YOUR TASK ▸
Copy out the lines that have "测绘工程" in them.

DATA SECTION ▸
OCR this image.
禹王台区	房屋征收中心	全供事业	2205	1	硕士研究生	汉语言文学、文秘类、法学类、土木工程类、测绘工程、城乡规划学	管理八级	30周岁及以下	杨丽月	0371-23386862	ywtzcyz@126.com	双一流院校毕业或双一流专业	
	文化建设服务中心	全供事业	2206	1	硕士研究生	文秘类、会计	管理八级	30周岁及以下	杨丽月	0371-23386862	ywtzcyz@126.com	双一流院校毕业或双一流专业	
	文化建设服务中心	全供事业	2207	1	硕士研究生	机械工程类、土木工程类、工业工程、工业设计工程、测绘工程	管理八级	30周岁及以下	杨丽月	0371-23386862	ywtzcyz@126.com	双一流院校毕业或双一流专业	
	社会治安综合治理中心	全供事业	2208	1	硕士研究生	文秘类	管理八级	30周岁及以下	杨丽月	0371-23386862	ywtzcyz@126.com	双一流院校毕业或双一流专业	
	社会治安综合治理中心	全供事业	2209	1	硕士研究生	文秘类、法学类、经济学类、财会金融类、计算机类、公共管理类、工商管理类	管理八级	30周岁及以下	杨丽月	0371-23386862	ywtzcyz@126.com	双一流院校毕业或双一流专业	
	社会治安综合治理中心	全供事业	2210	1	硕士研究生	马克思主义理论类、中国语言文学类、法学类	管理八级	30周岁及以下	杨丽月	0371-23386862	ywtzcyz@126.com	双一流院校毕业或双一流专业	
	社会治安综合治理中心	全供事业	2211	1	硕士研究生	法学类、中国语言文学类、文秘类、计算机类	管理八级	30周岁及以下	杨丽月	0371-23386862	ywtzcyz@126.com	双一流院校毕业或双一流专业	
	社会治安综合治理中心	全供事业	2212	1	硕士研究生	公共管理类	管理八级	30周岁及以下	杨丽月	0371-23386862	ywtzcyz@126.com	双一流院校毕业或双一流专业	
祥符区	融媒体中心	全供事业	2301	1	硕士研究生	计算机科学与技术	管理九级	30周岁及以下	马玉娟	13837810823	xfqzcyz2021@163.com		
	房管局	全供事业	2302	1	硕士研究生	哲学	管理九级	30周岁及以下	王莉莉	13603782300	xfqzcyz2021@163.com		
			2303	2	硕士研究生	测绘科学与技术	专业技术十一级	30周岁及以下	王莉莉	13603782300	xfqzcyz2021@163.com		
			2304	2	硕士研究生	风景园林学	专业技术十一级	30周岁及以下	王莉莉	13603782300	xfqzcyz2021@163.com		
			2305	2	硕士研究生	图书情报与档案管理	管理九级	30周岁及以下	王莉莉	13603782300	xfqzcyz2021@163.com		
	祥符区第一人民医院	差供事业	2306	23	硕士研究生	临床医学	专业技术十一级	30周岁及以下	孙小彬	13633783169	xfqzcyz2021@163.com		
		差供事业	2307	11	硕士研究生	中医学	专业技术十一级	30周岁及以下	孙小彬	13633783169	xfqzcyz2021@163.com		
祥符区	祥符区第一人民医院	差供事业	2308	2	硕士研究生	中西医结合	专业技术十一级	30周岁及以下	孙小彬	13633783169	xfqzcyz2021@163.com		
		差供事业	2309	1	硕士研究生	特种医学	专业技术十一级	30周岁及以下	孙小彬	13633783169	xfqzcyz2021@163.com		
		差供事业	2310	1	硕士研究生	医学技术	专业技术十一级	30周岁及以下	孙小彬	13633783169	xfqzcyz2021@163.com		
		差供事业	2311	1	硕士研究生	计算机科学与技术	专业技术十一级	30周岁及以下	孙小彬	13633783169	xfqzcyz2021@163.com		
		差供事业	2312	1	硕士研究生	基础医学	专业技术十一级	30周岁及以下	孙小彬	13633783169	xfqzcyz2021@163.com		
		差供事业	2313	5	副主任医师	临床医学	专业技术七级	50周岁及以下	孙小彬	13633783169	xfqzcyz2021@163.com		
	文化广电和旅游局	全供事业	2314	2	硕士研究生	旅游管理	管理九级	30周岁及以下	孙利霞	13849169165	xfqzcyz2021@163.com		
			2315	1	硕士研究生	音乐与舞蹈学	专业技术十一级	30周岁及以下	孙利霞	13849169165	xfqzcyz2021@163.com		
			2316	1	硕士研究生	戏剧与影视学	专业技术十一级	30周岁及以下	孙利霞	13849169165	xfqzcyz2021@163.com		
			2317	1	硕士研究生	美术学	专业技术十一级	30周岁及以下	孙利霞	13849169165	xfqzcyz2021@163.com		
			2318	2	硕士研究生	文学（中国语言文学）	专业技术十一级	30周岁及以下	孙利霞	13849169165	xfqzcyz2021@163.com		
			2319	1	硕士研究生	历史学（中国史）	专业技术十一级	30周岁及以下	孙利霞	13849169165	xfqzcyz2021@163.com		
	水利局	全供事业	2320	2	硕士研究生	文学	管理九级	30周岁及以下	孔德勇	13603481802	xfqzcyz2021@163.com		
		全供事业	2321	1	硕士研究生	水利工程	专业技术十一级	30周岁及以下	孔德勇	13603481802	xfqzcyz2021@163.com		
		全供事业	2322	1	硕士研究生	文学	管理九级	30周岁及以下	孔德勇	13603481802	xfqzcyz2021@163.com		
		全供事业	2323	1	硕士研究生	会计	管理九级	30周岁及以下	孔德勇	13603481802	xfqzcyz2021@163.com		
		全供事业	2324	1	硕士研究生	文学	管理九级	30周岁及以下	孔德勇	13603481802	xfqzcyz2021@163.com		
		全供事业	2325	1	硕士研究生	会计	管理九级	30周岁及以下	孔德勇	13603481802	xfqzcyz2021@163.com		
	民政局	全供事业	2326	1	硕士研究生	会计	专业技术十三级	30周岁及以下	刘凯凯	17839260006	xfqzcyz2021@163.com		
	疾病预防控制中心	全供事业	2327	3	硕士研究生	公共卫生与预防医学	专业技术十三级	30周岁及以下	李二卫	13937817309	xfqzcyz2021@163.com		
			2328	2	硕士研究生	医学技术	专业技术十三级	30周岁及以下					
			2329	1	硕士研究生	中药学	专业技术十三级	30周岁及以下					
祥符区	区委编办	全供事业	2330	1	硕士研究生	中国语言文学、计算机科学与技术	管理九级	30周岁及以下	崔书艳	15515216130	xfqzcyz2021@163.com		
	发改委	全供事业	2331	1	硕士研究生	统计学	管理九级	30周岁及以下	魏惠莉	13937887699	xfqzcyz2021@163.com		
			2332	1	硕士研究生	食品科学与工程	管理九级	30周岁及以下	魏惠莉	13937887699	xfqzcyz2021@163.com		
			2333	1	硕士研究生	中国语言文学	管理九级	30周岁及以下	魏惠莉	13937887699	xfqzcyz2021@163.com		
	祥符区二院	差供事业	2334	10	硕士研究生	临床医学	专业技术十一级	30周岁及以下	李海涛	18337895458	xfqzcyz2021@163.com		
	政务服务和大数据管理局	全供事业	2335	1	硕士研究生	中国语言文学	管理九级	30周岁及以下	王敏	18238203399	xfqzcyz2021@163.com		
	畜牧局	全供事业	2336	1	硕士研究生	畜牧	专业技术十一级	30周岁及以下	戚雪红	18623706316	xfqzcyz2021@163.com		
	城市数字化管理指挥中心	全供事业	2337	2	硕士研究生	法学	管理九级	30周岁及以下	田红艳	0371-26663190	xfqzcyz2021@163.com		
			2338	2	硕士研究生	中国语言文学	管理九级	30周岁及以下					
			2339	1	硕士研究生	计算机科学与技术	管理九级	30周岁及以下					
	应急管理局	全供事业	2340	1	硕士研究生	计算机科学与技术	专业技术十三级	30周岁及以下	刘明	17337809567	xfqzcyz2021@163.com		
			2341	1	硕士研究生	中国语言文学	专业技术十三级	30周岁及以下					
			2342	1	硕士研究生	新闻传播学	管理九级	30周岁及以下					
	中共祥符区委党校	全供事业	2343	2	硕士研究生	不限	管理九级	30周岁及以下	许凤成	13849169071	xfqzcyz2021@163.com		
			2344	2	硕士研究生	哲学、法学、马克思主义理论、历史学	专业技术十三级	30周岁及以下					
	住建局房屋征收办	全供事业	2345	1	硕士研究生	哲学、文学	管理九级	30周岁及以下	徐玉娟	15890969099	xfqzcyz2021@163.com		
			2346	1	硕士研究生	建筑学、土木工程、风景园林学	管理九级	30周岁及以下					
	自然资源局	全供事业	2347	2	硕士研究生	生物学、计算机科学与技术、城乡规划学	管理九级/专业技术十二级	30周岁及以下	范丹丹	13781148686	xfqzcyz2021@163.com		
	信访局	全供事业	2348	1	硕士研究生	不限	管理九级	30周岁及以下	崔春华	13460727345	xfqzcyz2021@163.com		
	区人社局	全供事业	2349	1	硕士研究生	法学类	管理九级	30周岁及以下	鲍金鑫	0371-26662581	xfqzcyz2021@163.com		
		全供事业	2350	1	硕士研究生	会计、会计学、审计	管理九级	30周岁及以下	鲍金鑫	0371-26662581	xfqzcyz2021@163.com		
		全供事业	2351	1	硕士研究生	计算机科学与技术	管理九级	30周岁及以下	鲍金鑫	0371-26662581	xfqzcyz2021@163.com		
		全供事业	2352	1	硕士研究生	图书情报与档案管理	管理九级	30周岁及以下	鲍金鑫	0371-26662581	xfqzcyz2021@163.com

TASK OUTPUT ▸
禹王台区	房屋征收中心	全供事业	2205	1	硕士研究生	汉语言文学、文秘类、法学类、土木工程类、测绘工程、城乡规划学	管理八级	30周岁及以下	杨丽月	0371-23386862	ywtzcyz@126.com	双一流院校毕业或双一流专业	
	文化建设服务中心	全供事业	2207	1	硕士研究生	机械工程类、土木工程类、工业工程、工业设计工程、测绘工程	管理八级	30周岁及以下	杨丽月	0371-23386862	ywtzcyz@126.com	双一流院校毕业或双一流专业	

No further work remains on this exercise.